**Task instructions**. Please repeat each line of the data exactly, with nothing left out.

--- Provided records ---

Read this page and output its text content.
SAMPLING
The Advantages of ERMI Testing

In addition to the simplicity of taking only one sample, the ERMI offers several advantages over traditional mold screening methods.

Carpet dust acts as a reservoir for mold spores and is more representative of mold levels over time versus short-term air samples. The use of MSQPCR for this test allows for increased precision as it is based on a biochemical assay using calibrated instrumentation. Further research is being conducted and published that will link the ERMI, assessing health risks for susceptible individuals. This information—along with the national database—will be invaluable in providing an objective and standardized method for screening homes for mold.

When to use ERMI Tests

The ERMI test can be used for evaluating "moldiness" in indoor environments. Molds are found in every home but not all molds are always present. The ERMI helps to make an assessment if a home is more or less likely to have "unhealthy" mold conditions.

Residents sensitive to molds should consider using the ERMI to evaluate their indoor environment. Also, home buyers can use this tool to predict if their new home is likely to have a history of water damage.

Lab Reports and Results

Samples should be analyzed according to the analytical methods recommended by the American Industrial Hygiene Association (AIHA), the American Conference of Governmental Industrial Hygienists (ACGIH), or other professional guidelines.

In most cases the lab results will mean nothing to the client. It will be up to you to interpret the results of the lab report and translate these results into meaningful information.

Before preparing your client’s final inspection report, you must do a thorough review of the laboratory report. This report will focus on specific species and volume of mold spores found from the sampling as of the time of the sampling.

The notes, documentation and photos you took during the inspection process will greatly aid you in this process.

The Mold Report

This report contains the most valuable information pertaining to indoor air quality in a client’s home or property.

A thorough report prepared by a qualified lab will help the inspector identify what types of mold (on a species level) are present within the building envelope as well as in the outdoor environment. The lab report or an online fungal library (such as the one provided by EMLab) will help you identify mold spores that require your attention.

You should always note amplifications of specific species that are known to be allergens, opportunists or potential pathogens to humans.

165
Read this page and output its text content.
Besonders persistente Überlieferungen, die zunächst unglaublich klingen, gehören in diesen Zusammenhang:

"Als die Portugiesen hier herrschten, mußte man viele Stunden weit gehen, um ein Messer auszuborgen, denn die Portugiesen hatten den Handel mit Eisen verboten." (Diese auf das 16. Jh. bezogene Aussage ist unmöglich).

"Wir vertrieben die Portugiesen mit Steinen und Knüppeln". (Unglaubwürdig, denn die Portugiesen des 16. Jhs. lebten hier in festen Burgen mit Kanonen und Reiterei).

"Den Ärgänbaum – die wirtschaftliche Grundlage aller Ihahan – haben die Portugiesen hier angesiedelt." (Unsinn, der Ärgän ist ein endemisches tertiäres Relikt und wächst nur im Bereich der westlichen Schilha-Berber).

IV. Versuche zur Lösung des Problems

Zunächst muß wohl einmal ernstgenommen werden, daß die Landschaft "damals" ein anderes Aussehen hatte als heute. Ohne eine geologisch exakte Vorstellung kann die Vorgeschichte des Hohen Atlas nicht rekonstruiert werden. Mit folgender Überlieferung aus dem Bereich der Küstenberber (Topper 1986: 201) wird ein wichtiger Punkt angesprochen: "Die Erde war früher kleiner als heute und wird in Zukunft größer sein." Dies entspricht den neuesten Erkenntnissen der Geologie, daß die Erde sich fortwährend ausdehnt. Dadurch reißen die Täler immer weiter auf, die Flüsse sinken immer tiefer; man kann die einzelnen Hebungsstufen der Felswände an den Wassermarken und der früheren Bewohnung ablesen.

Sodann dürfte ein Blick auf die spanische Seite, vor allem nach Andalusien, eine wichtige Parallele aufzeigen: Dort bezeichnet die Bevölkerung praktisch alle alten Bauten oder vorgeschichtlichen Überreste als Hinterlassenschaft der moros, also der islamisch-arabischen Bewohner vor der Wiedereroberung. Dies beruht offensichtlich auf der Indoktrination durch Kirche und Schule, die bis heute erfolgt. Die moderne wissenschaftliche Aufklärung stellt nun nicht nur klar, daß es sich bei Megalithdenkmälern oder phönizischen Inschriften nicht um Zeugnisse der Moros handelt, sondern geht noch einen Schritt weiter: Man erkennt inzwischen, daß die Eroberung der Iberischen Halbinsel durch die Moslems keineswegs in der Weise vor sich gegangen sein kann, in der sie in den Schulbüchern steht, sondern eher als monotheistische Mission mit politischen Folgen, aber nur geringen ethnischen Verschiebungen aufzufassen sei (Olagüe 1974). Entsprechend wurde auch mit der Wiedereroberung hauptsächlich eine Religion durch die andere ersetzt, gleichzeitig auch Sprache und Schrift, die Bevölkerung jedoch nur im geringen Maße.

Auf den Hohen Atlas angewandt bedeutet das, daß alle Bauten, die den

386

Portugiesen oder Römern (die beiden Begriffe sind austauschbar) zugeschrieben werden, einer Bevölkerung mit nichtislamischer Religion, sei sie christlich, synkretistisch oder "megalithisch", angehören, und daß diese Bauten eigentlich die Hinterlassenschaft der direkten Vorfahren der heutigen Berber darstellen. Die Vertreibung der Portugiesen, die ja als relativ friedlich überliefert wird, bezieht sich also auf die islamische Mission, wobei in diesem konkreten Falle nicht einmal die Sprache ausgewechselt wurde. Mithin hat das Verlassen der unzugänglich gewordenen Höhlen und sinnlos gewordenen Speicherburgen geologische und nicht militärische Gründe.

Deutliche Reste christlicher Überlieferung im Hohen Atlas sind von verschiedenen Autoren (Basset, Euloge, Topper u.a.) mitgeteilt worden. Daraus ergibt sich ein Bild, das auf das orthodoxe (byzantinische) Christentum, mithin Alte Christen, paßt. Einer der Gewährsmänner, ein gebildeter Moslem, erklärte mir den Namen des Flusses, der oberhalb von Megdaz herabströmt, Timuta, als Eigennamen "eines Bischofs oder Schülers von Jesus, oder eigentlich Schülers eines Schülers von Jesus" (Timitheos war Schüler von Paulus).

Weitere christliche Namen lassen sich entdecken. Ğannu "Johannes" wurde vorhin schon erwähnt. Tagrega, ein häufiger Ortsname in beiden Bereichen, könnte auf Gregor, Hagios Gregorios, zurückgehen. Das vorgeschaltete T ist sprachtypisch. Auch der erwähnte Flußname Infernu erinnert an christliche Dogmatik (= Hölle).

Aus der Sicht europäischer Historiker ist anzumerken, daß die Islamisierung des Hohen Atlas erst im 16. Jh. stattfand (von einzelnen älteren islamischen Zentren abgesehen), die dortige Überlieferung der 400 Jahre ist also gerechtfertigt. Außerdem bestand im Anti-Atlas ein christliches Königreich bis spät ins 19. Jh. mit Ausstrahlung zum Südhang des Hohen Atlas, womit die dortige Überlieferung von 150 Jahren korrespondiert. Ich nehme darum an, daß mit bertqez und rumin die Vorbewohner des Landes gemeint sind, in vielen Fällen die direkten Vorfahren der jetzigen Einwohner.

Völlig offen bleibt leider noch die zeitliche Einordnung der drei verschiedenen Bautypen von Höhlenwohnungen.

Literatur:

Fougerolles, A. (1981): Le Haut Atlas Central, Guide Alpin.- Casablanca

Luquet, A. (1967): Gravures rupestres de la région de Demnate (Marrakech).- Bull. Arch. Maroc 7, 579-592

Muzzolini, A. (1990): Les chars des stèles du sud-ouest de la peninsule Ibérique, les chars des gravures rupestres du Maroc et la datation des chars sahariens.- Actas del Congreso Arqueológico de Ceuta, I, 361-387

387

---

**Solution for this problem**.
Read this page and output its text content.
SAMPLING
The Advantages of ERMI Testing

In addition to the simplicity of taking only one sample, the ERMI offers several advantages over traditional mold screening methods.

Carpet dust acts as a reservoir for mold spores and is more representative of mold levels over time versus short-term air samples. The use of MSQPCR for this test allows for increased precision as it is based on a biochemical assay using calibrated instrumentation. Further research is being conducted and published that will link the ERMI, assessing health risks for susceptible individuals. This information—along with the national database—will be invaluable in providing an objective and standardized method for screening homes for mold.

When to use ERMI Tests

The ERMI test can be used for evaluating "moldiness" in indoor environments. Molds are found in every home but not all molds are always present. The ERMI helps to make an assessment if a home is more or less likely to have "unhealthy" mold conditions.

Residents sensitive to molds should consider using the ERMI to evaluate their indoor environment. Also, home buyers can use this tool to predict if their new home is likely to have a history of water damage.

Lab Reports and Results

Samples should be analyzed according to the analytical methods recommended by the American Industrial Hygiene Association (AIHA), the American Conference of Governmental Industrial Hygienists (ACGIH), or other professional guidelines.

In most cases the lab results will mean nothing to the client. It will be up to you to interpret the results of the lab report and translate these results into meaningful information.

Before preparing your client’s final inspection report, you must do a thorough review of the laboratory report. This report will focus on specific species and volume of mold spores found from the sampling as of the time of the sampling.

The notes, documentation and photos you took during the inspection process will greatly aid you in this process.

The Mold Report

This report contains the most valuable information pertaining to indoor air quality in a client’s home or property.

A thorough report prepared by a qualified lab will help the inspector identify what types of mold (on a species level) are present within the building envelope as well as in the outdoor environment. The lab report or an online fungal library (such as the one provided by EMLab) will help you identify mold spores that require your attention.

You should always note amplifications of specific species that are known to be allergens, opportunists or potential pathogens to humans.

165
Read this page and output its text content.
Besonders persistente Überlieferungen, die zunächst unglaublich klingen, gehören in diesen Zusammenhang:

"Als die Portugiesen hier herrschten, mußte man viele Stunden weit gehen, um ein Messer auszuborgen, denn die Portugiesen hatten den Handel mit Eisen verboten." (Diese auf das 16. Jh. bezogene Aussage ist unmöglich).

"Wir vertrieben die Portugiesen mit Steinen und Knüppeln". (Unglaubwürdig, denn die Portugiesen des 16. Jhs. lebten hier in festen Burgen mit Kanonen und Reiterei).

"Den Ärgänbaum – die wirtschaftliche Grundlage aller Ihahan – haben die Portugiesen hier angesiedelt." (Unsinn, der Ärgän ist ein endemisches tertiäres Relikt und wächst nur im Bereich der westlichen Schilha-Berber).

IV. Versuche zur Lösung des Problems

Zunächst muß wohl einmal ernstgenommen werden, daß die Landschaft "damals" ein anderes Aussehen hatte als heute. Ohne eine geologisch exakte Vorstellung kann die Vorgeschichte des Hohen Atlas nicht rekonstruiert werden. Mit folgender Überlieferung aus dem Bereich der Küstenberber (Topper 1986: 201) wird ein wichtiger Punkt angesprochen: "Die Erde war früher kleiner als heute und wird in Zukunft größer sein." Dies entspricht den neuesten Erkenntnissen der Geologie, daß die Erde sich fortwährend ausdehnt. Dadurch reißen die Täler immer weiter auf, die Flüsse sinken immer tiefer; man kann die einzelnen Hebungsstufen der Felswände an den Wassermarken und der früheren Bewohnung ablesen.

Sodann dürfte ein Blick auf die spanische Seite, vor allem nach Andalusien, eine wichtige Parallele aufzeigen: Dort bezeichnet die Bevölkerung praktisch alle alten Bauten oder vorgeschichtlichen Überreste als Hinterlassenschaft der moros, also der islamisch-arabischen Bewohner vor der Wiedereroberung. Dies beruht offensichtlich auf der Indoktrination durch Kirche und Schule, die bis heute erfolgt. Die moderne wissenschaftliche Aufklärung stellt nun nicht nur klar, daß es sich bei Megalithdenkmälern oder phönizischen Inschriften nicht um Zeugnisse der Moros handelt, sondern geht noch einen Schritt weiter: Man erkennt inzwischen, daß die Eroberung der Iberischen Halbinsel durch die Moslems keineswegs in der Weise vor sich gegangen sein kann, in der sie in den Schulbüchern steht, sondern eher als monotheistische Mission mit politischen Folgen, aber nur geringen ethnischen Verschiebungen aufzufassen sei (Olagüe 1974). Entsprechend wurde auch mit der Wiedereroberung hauptsächlich eine Religion durch die andere ersetzt, gleichzeitig auch Sprache und Schrift, die Bevölkerung jedoch nur im geringen Maße.

Auf den Hohen Atlas angewandt bedeutet das, daß alle Bauten, die den

386

Portugiesen oder Römern (die beiden Begriffe sind austauschbar) zugeschrieben werden, einer Bevölkerung mit nichtislamischer Religion, sei sie christlich, synkretistisch oder "megalithisch", angehören, und daß diese Bauten eigentlich die Hinterlassenschaft der direkten Vorfahren der heutigen Berber darstellen. Die Vertreibung der Portugiesen, die ja als relativ friedlich überliefert wird, bezieht sich also auf die islamische Mission, wobei in diesem konkreten Falle nicht einmal die Sprache ausgewechselt wurde. Mithin hat das Verlassen der unzugänglich gewordenen Höhlen und sinnlos gewordenen Speicherburgen geologische und nicht militärische Gründe.

Deutliche Reste christlicher Überlieferung im Hohen Atlas sind von verschiedenen Autoren (Basset, Euloge, Topper u.a.) mitgeteilt worden. Daraus ergibt sich ein Bild, das auf das orthodoxe (byzantinische) Christentum, mithin Alte Christen, paßt. Einer der Gewährsmänner, ein gebildeter Moslem, erklärte mir den Namen des Flusses, der oberhalb von Megdaz herabströmt, Timuta, als Eigennamen "eines Bischofs oder Schülers von Jesus, oder eigentlich Schülers eines Schülers von Jesus" (Timitheos war Schüler von Paulus).

Weitere christliche Namen lassen sich entdecken. Ğannu "Johannes" wurde vorhin schon erwähnt. Tagrega, ein häufiger Ortsname in beiden Bereichen, könnte auf Gregor, Hagios Gregorios, zurückgehen. Das vorgeschaltete T ist sprachtypisch. Auch der erwähnte Flußname Infernu erinnert an christliche Dogmatik (= Hölle).

Aus der Sicht europäischer Historiker ist anzumerken, daß die Islamisierung des Hohen Atlas erst im 16. Jh. stattfand (von einzelnen älteren islamischen Zentren abgesehen), die dortige Überlieferung der 400 Jahre ist also gerechtfertigt. Außerdem bestand im Anti-Atlas ein christliches Königreich bis spät ins 19. Jh. mit Ausstrahlung zum Südhang des Hohen Atlas, womit die dortige Überlieferung von 150 Jahren korrespondiert. Ich nehme darum an, daß mit bertqez und rumin die Vorbewohner des Landes gemeint sind, in vielen Fällen die direkten Vorfahren der jetzigen Einwohner.

Völlig offen bleibt leider noch die zeitliche Einordnung der drei verschiedenen Bautypen von Höhlenwohnungen.

Literatur:

Fougerolles, A. (1981): Le Haut Atlas Central, Guide Alpin.- Casablanca

Luquet, A. (1967): Gravures rupestres de la région de Demnate (Marrakech).- Bull. Arch. Maroc 7, 579-592

Muzzolini, A. (1990): Les chars des stèles du sud-ouest de la peninsule Ibérique, les chars des gravures rupestres du Maroc et la datation des chars sahariens.- Actas del Congreso Arqueológico de Ceuta, I, 361-387

387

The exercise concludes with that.